Problem to work on: Examine the material below. Gather every line in which the string "marker" appears.

Figure record extracts
---*---

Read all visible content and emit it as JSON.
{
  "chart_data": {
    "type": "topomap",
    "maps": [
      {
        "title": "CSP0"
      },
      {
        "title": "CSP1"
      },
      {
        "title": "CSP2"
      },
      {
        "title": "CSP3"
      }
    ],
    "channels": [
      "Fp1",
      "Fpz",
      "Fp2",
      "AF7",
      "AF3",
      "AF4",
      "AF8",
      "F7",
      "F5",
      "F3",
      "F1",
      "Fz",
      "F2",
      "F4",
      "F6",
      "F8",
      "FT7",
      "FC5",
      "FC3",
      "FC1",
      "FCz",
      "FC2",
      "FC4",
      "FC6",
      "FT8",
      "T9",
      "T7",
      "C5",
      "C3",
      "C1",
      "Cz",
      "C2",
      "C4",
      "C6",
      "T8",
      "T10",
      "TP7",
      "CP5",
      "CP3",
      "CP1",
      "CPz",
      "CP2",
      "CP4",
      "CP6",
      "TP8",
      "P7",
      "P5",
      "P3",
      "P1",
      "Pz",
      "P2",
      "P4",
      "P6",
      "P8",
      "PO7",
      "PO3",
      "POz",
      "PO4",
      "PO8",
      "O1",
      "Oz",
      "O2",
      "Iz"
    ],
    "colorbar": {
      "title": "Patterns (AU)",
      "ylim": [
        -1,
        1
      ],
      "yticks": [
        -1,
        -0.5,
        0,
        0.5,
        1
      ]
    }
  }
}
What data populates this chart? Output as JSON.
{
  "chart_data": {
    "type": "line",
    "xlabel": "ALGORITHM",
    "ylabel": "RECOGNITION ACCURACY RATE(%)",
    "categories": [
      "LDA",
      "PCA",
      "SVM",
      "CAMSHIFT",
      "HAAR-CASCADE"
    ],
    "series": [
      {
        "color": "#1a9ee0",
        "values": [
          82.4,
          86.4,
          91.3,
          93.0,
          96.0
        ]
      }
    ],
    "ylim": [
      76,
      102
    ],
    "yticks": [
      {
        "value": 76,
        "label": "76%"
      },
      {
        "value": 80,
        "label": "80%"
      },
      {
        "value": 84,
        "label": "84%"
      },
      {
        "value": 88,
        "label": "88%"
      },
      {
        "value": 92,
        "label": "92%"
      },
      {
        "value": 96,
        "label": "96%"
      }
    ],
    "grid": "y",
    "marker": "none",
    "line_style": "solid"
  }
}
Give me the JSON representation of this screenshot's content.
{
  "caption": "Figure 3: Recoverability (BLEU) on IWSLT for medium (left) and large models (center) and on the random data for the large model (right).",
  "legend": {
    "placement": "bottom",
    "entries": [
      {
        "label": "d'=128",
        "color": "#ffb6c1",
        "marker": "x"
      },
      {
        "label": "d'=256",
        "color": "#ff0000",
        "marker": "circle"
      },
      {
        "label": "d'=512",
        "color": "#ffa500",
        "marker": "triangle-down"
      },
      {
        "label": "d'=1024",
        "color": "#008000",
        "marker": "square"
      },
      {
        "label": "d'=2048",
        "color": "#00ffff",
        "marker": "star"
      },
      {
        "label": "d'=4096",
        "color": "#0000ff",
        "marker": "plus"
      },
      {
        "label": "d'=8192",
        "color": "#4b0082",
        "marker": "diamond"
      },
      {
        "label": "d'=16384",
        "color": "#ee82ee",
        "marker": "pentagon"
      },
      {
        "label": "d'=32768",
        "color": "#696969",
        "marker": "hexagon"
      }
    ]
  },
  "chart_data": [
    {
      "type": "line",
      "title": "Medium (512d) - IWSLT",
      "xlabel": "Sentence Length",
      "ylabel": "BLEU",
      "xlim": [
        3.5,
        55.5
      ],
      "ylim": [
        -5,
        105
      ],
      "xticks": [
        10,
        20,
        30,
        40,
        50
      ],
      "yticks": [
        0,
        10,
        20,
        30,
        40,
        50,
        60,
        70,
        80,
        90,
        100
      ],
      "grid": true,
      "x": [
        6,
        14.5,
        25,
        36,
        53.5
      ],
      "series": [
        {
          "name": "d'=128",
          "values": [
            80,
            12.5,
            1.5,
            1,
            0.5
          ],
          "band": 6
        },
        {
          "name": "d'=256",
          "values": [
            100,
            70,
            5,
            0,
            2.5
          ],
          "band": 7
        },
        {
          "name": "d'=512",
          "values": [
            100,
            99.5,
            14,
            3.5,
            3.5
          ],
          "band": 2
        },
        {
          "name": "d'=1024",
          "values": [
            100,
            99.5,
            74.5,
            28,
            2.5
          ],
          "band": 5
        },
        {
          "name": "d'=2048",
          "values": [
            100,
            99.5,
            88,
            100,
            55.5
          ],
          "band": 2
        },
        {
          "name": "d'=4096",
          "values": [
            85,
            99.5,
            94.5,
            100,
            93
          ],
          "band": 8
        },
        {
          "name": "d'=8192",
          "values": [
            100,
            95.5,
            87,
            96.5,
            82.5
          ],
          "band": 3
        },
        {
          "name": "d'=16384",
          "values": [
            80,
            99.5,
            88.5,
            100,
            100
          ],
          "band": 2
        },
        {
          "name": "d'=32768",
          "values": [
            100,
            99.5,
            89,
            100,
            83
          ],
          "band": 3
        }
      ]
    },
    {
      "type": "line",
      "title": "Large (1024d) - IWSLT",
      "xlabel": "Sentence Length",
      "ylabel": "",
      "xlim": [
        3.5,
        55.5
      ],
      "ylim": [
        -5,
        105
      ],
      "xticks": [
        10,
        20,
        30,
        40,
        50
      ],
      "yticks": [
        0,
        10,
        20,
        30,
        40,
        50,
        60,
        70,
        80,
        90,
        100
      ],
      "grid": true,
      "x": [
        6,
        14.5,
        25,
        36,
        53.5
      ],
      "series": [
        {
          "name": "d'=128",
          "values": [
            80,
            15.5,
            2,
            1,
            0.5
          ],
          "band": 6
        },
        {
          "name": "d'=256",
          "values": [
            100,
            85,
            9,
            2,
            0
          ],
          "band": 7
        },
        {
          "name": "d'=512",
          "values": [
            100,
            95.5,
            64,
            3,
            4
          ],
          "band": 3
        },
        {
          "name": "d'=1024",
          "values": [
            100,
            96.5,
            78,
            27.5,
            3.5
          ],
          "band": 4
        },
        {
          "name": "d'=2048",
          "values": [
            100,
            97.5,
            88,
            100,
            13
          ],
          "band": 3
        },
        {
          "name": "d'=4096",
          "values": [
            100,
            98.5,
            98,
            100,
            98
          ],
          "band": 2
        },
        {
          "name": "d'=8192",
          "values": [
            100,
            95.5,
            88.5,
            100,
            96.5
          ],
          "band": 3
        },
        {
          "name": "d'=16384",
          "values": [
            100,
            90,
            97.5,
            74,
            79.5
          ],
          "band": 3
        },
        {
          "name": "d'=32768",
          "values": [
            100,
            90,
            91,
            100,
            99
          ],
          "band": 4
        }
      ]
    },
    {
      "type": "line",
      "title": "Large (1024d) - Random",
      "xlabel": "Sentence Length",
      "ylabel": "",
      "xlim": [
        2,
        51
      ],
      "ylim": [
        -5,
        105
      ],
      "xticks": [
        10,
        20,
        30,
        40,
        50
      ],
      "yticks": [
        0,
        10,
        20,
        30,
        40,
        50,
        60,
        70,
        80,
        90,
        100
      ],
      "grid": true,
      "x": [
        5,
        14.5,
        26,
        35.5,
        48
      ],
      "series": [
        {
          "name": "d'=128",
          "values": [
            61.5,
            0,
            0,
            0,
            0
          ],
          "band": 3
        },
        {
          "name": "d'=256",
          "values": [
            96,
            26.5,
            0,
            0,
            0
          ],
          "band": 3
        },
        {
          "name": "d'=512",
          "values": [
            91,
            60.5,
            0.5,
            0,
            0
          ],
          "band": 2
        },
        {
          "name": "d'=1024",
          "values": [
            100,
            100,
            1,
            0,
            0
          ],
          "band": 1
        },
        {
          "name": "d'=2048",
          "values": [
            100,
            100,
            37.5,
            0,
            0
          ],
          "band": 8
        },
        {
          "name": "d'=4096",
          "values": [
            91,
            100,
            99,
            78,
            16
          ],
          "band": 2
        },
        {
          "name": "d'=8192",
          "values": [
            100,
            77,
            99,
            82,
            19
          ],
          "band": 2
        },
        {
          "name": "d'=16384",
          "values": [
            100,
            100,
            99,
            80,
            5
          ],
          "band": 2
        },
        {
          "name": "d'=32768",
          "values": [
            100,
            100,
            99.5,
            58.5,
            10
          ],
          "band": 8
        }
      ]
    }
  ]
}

---*---

Solution to this task:
    "marker": "none",
        "marker": "x"
        "marker": "circle"
        "marker": "triangle-down"
        "marker": "square"
        "marker": "star"
        "marker": "plus"
        "marker": "diamond"
        "marker": "pentagon"
        "marker": "hexagon"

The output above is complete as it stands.